* **Supplied data**:
****

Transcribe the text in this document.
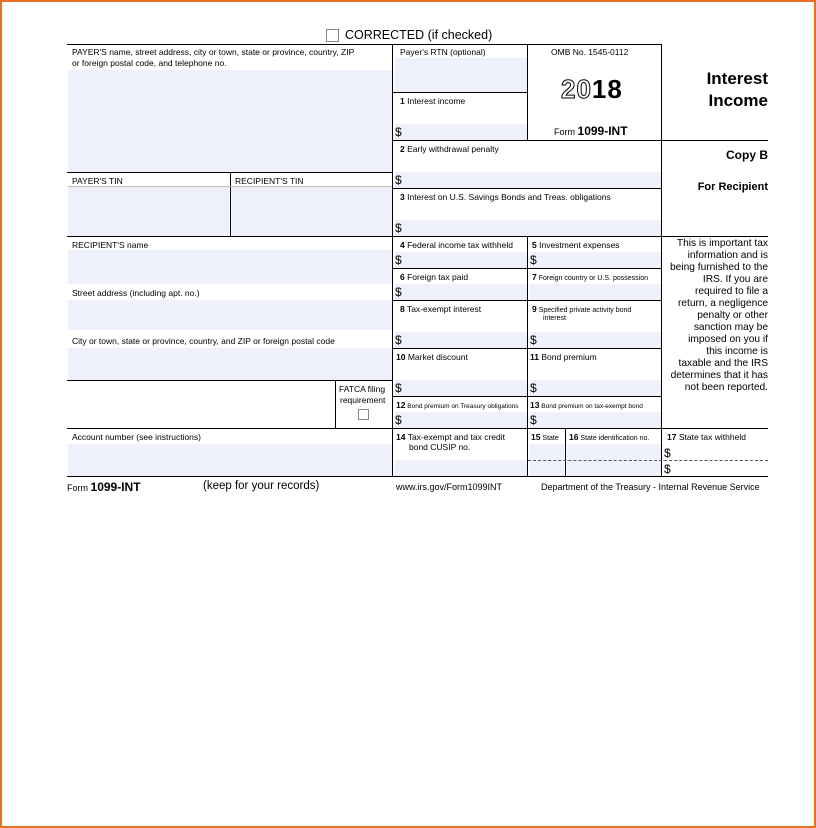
CORRECTED (if checked)
PAYER'S name, street address, city or town, state or province, country, ZIP
or foreign postal code, and telephone no.
PAYER'S TIN	RECIPIENT'S TIN
RECIPIENT'S name
Street address (including apt. no.)
City or town, state or province, country, and ZIP or foreign postal code
FATCA filing
requirement
Account number (see instructions)
OMB No. 1545-0112
2018
Form 1099-INT
Interest
Income
Copy B
For Recipient
This is important tax
information and is
being furnished to the
IRS. If you are
required to file a
return, a negligence
penalty or other
sanction may be
imposed on you if
this income is
taxable and the IRS
determines that it has
not been reported.
Payer's RTN (optional)
1 Interest income
$
2 Early withdrawal penalty
$
3 Interest on U.S. Savings Bonds and Treas. obligations
$
4 Federal income tax withheld
$
5 Investment expenses
$
6 Foreign tax paid
$
7 Foreign country or U.S. possession
8 Tax-exempt interest
$
9 Specified private activity bond
interest
$
10 Market discount
$
11 Bond premium
$
12 Bond premium on Treasury obligations
$
13 Bond premium on tax-exempt bond
$
14 Tax-exempt and tax credit
bond CUSIP no.
15 State 16 State identification no. 17 State tax withheld
$
$
Form 1099-INT	(keep for your records)	www.irs.gov/Form1099INT	Department of the Treasury - Internal Revenue Service
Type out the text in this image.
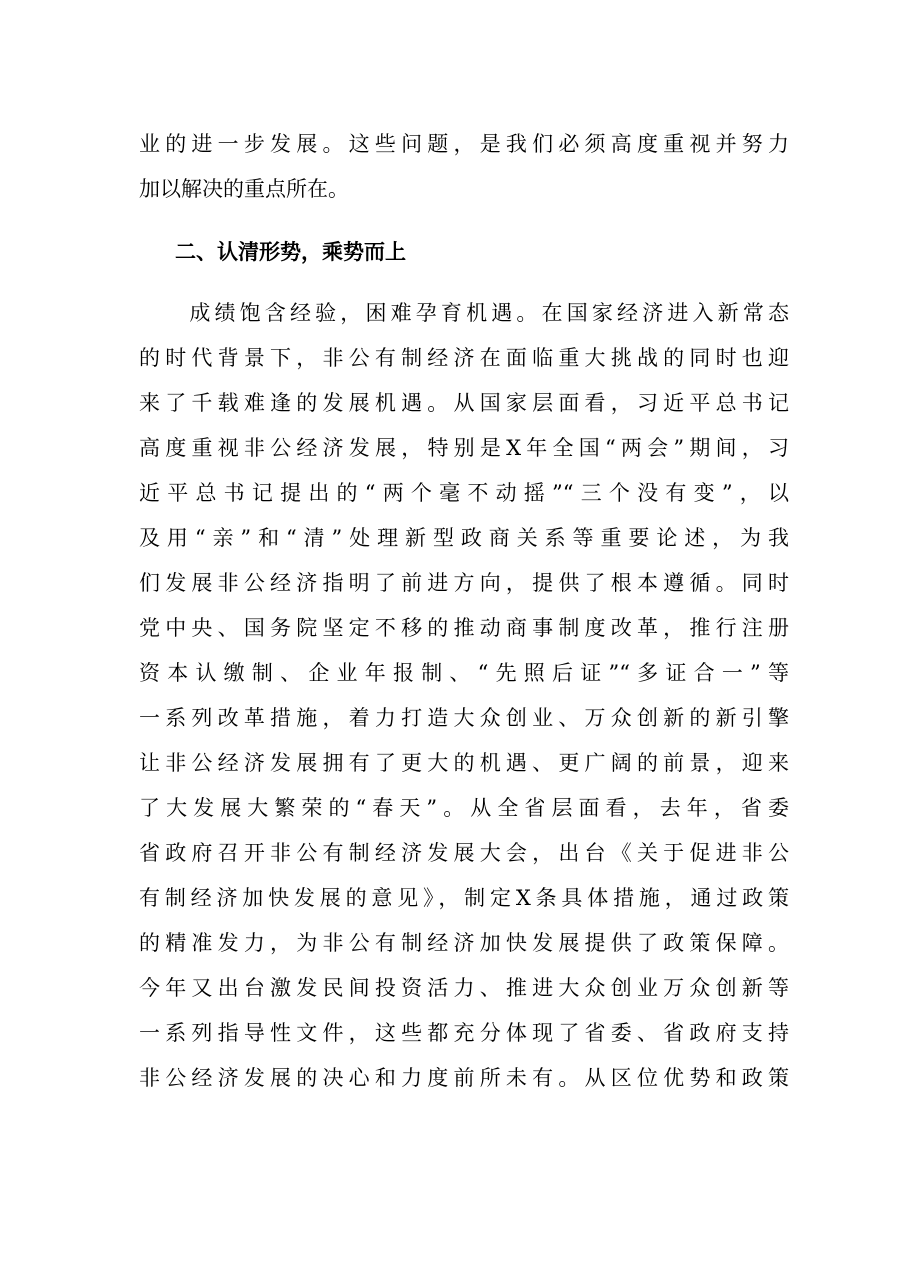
业的进一步发展。这些问题，是我们必须高度重视并努力
加以解决的重点所在。
二、认清形势，乘势而上
　　成绩饱含经验，困难孕育机遇。在国家经济进入新常态
的时代背景下，非公有制经济在面临重大挑战的同时也迎
来了千载难逢的发展机遇。从国家层面看，习近平总书记
高度重视非公经济发展，特别是X年全国“两会”期间，习
近平总书记提出的“两个毫不动摇”“三个没有变”，以
及用“亲”和“清”处理新型政商关系等重要论述，为我
们发展非公经济指明了前进方向，提供了根本遵循。同时
党中央、国务院坚定不移的推动商事制度改革，推行注册
资本认缴制、企业年报制、“先照后证”“多证合一”等
一系列改革措施，着力打造大众创业、万众创新的新引擎
让非公经济发展拥有了更大的机遇、更广阔的前景，迎来
了大发展大繁荣的“春天”。从全省层面看，去年，省委
省政府召开非公有制经济发展大会，出台《关于促进非公
有制经济加快发展的意见》，制定X条具体措施，通过政策
的精准发力，为非公有制经济加快发展提供了政策保障。
今年又出台激发民间投资活力、推进大众创业万众创新等
一系列指导性文件，这些都充分体现了省委、省政府支持
非公经济发展的决心和力度前所未有。从区位优势和政策
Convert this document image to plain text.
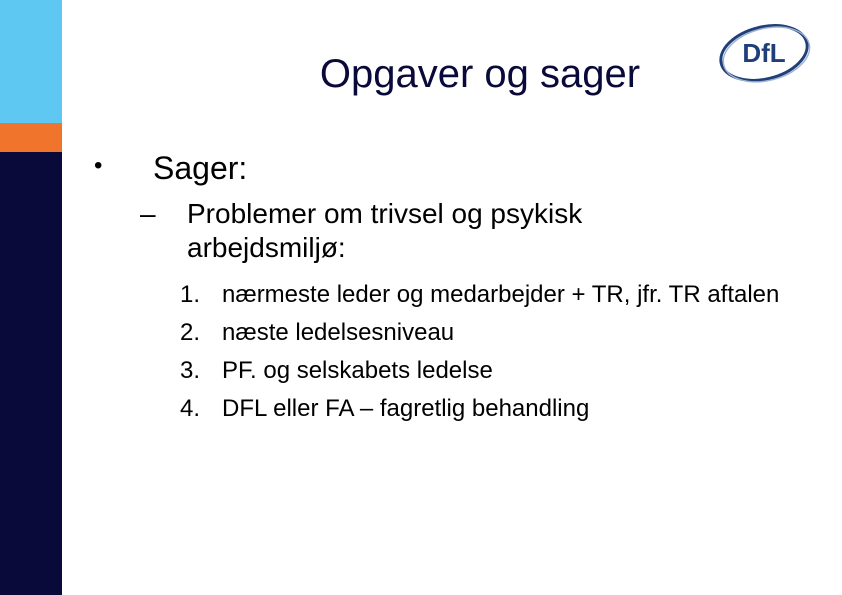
Opgaver og sager	DfL
• Sager:
– Problemer om trivsel og psykisk arbejdsmiljø:
1. nærmeste leder og medarbejder + TR, jfr. TR aftalen
2. næste ledelsesniveau
3. PF. og selskabets ledelse
4. DFL eller FA – fagretlig behandling
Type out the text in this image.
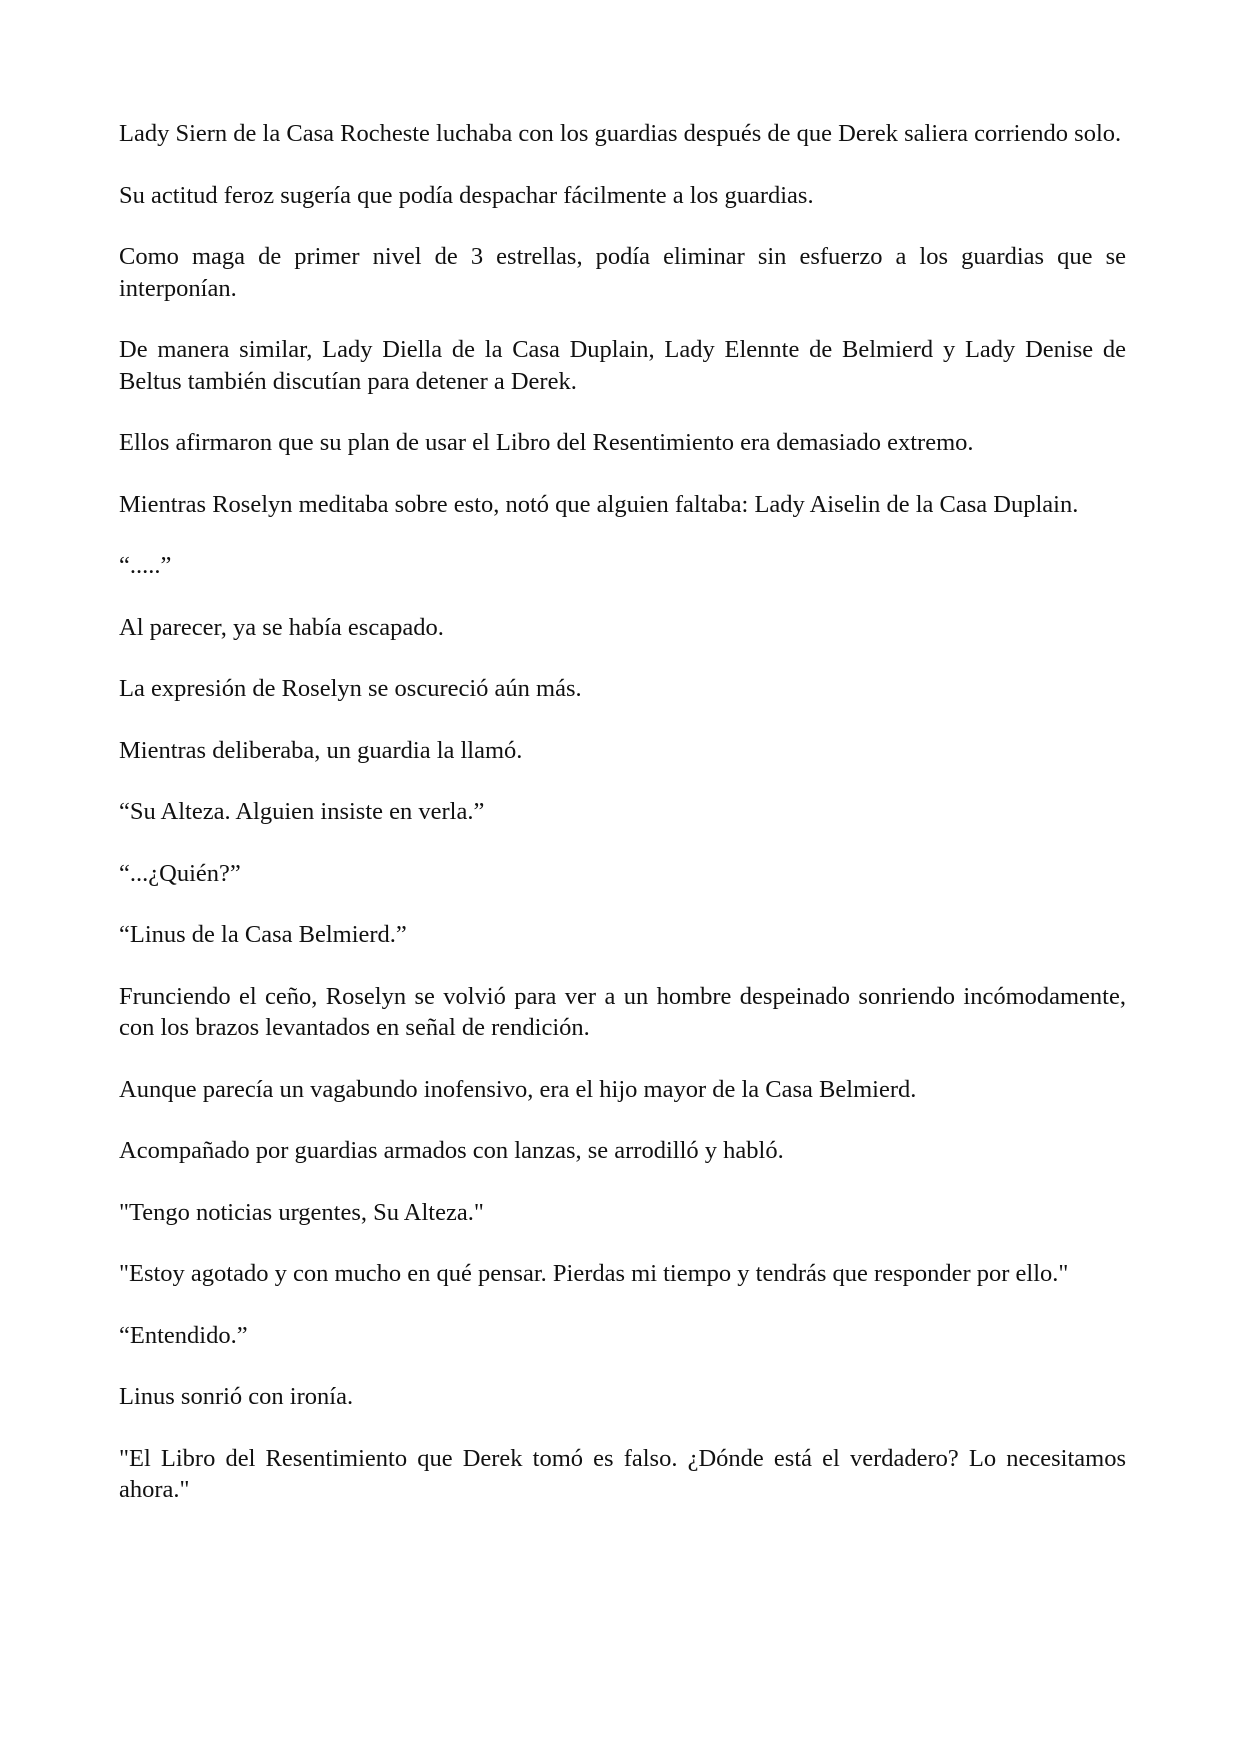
Lady Siern de la Casa Rocheste luchaba con los guardias después de que Derek saliera corriendo solo.

Su actitud feroz sugería que podía despachar fácilmente a los guardias.

Como maga de primer nivel de 3 estrellas, podía eliminar sin esfuerzo a los guardias que se interponían.

De manera similar, Lady Diella de la Casa Duplain, Lady Elennte de Belmierd y Lady Denise de Beltus también discutían para detener a Derek.

Ellos afirmaron que su plan de usar el Libro del Resentimiento era demasiado extremo.

Mientras Roselyn meditaba sobre esto, notó que alguien faltaba: Lady Aiselin de la Casa Duplain.

“.....”

Al parecer, ya se había escapado.

La expresión de Roselyn se oscureció aún más.

Mientras deliberaba, un guardia la llamó.

“Su Alteza. Alguien insiste en verla.”

“...¿Quién?”

“Linus de la Casa Belmierd.”

Frunciendo el ceño, Roselyn se volvió para ver a un hombre despeinado sonriendo incómodamente, con los brazos levantados en señal de rendición.

Aunque parecía un vagabundo inofensivo, era el hijo mayor de la Casa Belmierd.

Acompañado por guardias armados con lanzas, se arrodilló y habló.

"Tengo noticias urgentes, Su Alteza."

"Estoy agotado y con mucho en qué pensar. Pierdas mi tiempo y tendrás que responder por ello."

“Entendido.”

Linus sonrió con ironía.

"El Libro del Resentimiento que Derek tomó es falso. ¿Dónde está el verdadero? Lo necesitamos ahora."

****

* **Direction**: Output every entry exactly as given; pictures are not part of the copy.

* **Solution**:
Transcribe the text in this document.
CORRECTED (if checked)
PAYER'S name, street address, city or town, state or province, country, ZIP
or foreign postal code, and telephone no.
PAYER'S TIN	RECIPIENT'S TIN
RECIPIENT'S name
Street address (including apt. no.)
City or town, state or province, country, and ZIP or foreign postal code
FATCA filing
requirement
Account number (see instructions)
OMB No. 1545-0112
2018
Form 1099-INT
Interest
Income
Copy B
For Recipient
This is important tax
information and is
being furnished to the
IRS. If you are
required to file a
return, a negligence
penalty or other
sanction may be
imposed on you if
this income is
taxable and the IRS
determines that it has
not been reported.
Payer's RTN (optional)
1 Interest income
$
2 Early withdrawal penalty
$
3 Interest on U.S. Savings Bonds and Treas. obligations
$
4 Federal income tax withheld
$
5 Investment expenses
$
6 Foreign tax paid
$
7 Foreign country or U.S. possession
8 Tax-exempt interest
$
9 Specified private activity bond
interest
$
10 Market discount
$
11 Bond premium
$
12 Bond premium on Treasury obligations
$
13 Bond premium on tax-exempt bond
$
14 Tax-exempt and tax credit
bond CUSIP no.
15 State 16 State identification no. 17 State tax withheld
$
$
Form 1099-INT	(keep for your records)	www.irs.gov/Form1099INT	Department of the Treasury - Internal Revenue Service
Type out the text in this image.
业的进一步发展。这些问题，是我们必须高度重视并努力
加以解决的重点所在。
二、认清形势，乘势而上
　　成绩饱含经验，困难孕育机遇。在国家经济进入新常态
的时代背景下，非公有制经济在面临重大挑战的同时也迎
来了千载难逢的发展机遇。从国家层面看，习近平总书记
高度重视非公经济发展，特别是X年全国“两会”期间，习
近平总书记提出的“两个毫不动摇”“三个没有变”，以
及用“亲”和“清”处理新型政商关系等重要论述，为我
们发展非公经济指明了前进方向，提供了根本遵循。同时
党中央、国务院坚定不移的推动商事制度改革，推行注册
资本认缴制、企业年报制、“先照后证”“多证合一”等
一系列改革措施，着力打造大众创业、万众创新的新引擎
让非公经济发展拥有了更大的机遇、更广阔的前景，迎来
了大发展大繁荣的“春天”。从全省层面看，去年，省委
省政府召开非公有制经济发展大会，出台《关于促进非公
有制经济加快发展的意见》，制定X条具体措施，通过政策
的精准发力，为非公有制经济加快发展提供了政策保障。
今年又出台激发民间投资活力、推进大众创业万众创新等
一系列指导性文件，这些都充分体现了省委、省政府支持
非公经济发展的决心和力度前所未有。从区位优势和政策
Convert this document image to plain text.
Opgaver og sager	DfL
• Sager:
– Problemer om trivsel og psykisk arbejdsmiljø:
1. nærmeste leder og medarbejder + TR, jfr. TR aftalen
2. næste ledelsesniveau
3. PF. og selskabets ledelse
4. DFL eller FA – fagretlig behandling
Type out the text in this image.
Lady Siern de la Casa Rocheste luchaba con los guardias después de que Derek saliera corriendo solo.

Su actitud feroz sugería que podía despachar fácilmente a los guardias.

Como maga de primer nivel de 3 estrellas, podía eliminar sin esfuerzo a los guardias que se interponían.

De manera similar, Lady Diella de la Casa Duplain, Lady Elennte de Belmierd y Lady Denise de Beltus también discutían para detener a Derek.

Ellos afirmaron que su plan de usar el Libro del Resentimiento era demasiado extremo.

Mientras Roselyn meditaba sobre esto, notó que alguien faltaba: Lady Aiselin de la Casa Duplain.

“.....”

Al parecer, ya se había escapado.

La expresión de Roselyn se oscureció aún más.

Mientras deliberaba, un guardia la llamó.

“Su Alteza. Alguien insiste en verla.”

“...¿Quién?”

“Linus de la Casa Belmierd.”

Frunciendo el ceño, Roselyn se volvió para ver a un hombre despeinado sonriendo incómodamente, con los brazos levantados en señal de rendición.

Aunque parecía un vagabundo inofensivo, era el hijo mayor de la Casa Belmierd.

Acompañado por guardias armados con lanzas, se arrodilló y habló.

"Tengo noticias urgentes, Su Alteza."

"Estoy agotado y con mucho en qué pensar. Pierdas mi tiempo y tendrás que responder por ello."

“Entendido.”

Linus sonrió con ironía.

"El Libro del Resentimiento que Derek tomó es falso. ¿Dónde está el verdadero? Lo necesitamos ahora."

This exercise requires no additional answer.